> _Aim of the exercise_
Transcribe all the entries word for word, but omit the images.

> _The records_
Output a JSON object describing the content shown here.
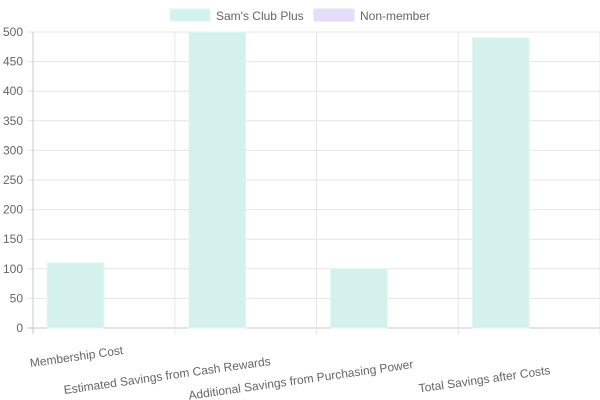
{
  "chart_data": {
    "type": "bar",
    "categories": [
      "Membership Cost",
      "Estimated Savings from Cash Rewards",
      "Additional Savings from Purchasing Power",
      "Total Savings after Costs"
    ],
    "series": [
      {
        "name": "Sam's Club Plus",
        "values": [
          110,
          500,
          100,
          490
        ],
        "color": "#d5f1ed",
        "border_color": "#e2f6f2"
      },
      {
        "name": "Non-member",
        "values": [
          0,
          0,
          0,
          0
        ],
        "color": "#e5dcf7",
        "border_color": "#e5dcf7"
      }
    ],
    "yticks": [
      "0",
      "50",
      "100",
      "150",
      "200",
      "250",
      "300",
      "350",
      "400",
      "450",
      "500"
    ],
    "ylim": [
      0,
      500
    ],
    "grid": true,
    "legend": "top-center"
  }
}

> _Full output_
Output a JSON object describing the content shown here.
{
  "chart_data": {
    "type": "bar",
    "categories": [
      "Membership Cost",
      "Estimated Savings from Cash Rewards",
      "Additional Savings from Purchasing Power",
      "Total Savings after Costs"
    ],
    "series": [
      {
        "name": "Sam's Club Plus",
        "values": [
          110,
          500,
          100,
          490
        ],
        "color": "#d5f1ed",
        "border_color": "#e2f6f2"
      },
      {
        "name": "Non-member",
        "values": [
          0,
          0,
          0,
          0
        ],
        "color": "#e5dcf7",
        "border_color": "#e5dcf7"
      }
    ],
    "yticks": [
      "0",
      "50",
      "100",
      "150",
      "200",
      "250",
      "300",
      "350",
      "400",
      "450",
      "500"
    ],
    "ylim": [
      0,
      500
    ],
    "grid": true,
    "legend": "top-center"
  }
}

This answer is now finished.